• [Exercise instructions]:
From the first line to the last, copy the data exactly.

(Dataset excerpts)
--*--
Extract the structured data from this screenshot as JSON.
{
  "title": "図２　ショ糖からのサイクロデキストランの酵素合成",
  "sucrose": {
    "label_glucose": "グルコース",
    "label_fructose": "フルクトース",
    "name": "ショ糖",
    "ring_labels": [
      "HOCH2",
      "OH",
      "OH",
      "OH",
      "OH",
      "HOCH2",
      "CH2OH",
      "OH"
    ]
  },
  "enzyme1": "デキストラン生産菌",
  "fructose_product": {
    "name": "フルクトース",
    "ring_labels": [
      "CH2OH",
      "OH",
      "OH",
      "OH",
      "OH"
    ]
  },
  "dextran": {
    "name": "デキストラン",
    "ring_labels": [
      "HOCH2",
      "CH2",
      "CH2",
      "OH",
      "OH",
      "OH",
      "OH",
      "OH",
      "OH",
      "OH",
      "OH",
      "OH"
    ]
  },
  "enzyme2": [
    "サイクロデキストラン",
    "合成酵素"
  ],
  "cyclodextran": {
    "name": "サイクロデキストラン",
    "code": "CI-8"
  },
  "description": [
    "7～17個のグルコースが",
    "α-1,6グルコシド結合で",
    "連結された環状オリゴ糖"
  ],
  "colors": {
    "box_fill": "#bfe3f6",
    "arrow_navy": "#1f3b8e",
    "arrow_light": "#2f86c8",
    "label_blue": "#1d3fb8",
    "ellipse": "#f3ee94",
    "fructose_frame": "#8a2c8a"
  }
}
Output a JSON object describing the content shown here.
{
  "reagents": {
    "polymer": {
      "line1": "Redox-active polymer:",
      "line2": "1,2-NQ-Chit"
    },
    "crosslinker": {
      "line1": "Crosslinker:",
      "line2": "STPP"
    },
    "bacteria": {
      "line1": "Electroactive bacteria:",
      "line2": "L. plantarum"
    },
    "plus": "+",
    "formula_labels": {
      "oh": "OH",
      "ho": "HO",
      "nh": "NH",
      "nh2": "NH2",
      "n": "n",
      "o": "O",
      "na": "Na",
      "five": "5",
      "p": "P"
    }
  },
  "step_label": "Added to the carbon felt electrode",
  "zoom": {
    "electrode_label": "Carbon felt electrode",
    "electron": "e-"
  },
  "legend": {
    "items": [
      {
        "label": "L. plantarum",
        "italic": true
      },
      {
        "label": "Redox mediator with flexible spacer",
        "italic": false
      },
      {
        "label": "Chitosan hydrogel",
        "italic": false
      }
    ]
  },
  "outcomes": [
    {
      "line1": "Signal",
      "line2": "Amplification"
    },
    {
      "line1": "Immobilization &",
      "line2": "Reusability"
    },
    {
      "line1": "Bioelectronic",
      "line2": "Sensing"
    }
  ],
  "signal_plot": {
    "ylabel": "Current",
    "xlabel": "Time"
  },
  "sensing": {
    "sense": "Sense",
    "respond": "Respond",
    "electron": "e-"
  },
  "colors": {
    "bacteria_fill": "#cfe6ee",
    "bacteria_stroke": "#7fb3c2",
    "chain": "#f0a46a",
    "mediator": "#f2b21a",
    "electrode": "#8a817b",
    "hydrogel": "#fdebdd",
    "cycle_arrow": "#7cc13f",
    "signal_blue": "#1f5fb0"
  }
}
--*--
• [Task answer]:
Extract the structured data from this screenshot as JSON.
{
  "title": "図２　ショ糖からのサイクロデキストランの酵素合成",
  "sucrose": {
    "label_glucose": "グルコース",
    "label_fructose": "フルクトース",
    "name": "ショ糖",
    "ring_labels": [
      "HOCH2",
      "OH",
      "OH",
      "OH",
      "OH",
      "HOCH2",
      "CH2OH",
      "OH"
    ]
  },
  "enzyme1": "デキストラン生産菌",
  "fructose_product": {
    "name": "フルクトース",
    "ring_labels": [
      "CH2OH",
      "OH",
      "OH",
      "OH",
      "OH"
    ]
  },
  "dextran": {
    "name": "デキストラン",
    "ring_labels": [
      "HOCH2",
      "CH2",
      "CH2",
      "OH",
      "OH",
      "OH",
      "OH",
      "OH",
      "OH",
      "OH",
      "OH",
      "OH"
    ]
  },
  "enzyme2": [
    "サイクロデキストラン",
    "合成酵素"
  ],
  "cyclodextran": {
    "name": "サイクロデキストラン",
    "code": "CI-8"
  },
  "description": [
    "7～17個のグルコースが",
    "α-1,6グルコシド結合で",
    "連結された環状オリゴ糖"
  ],
  "colors": {
    "box_fill": "#bfe3f6",
    "arrow_navy": "#1f3b8e",
    "arrow_light": "#2f86c8",
    "label_blue": "#1d3fb8",
    "ellipse": "#f3ee94",
    "fructose_frame": "#8a2c8a"
  }
}
Output a JSON object describing the content shown here.
{
  "reagents": {
    "polymer": {
      "line1": "Redox-active polymer:",
      "line2": "1,2-NQ-Chit"
    },
    "crosslinker": {
      "line1": "Crosslinker:",
      "line2": "STPP"
    },
    "bacteria": {
      "line1": "Electroactive bacteria:",
      "line2": "L. plantarum"
    },
    "plus": "+",
    "formula_labels": {
      "oh": "OH",
      "ho": "HO",
      "nh": "NH",
      "nh2": "NH2",
      "n": "n",
      "o": "O",
      "na": "Na",
      "five": "5",
      "p": "P"
    }
  },
  "step_label": "Added to the carbon felt electrode",
  "zoom": {
    "electrode_label": "Carbon felt electrode",
    "electron": "e-"
  },
  "legend": {
    "items": [
      {
        "label": "L. plantarum",
        "italic": true
      },
      {
        "label": "Redox mediator with flexible spacer",
        "italic": false
      },
      {
        "label": "Chitosan hydrogel",
        "italic": false
      }
    ]
  },
  "outcomes": [
    {
      "line1": "Signal",
      "line2": "Amplification"
    },
    {
      "line1": "Immobilization &",
      "line2": "Reusability"
    },
    {
      "line1": "Bioelectronic",
      "line2": "Sensing"
    }
  ],
  "signal_plot": {
    "ylabel": "Current",
    "xlabel": "Time"
  },
  "sensing": {
    "sense": "Sense",
    "respond": "Respond",
    "electron": "e-"
  },
  "colors": {
    "bacteria_fill": "#cfe6ee",
    "bacteria_stroke": "#7fb3c2",
    "chain": "#f0a46a",
    "mediator": "#f2b21a",
    "electrode": "#8a817b",
    "hydrogel": "#fdebdd",
    "cycle_arrow": "#7cc13f",
    "signal_blue": "#1f5fb0"
  }
}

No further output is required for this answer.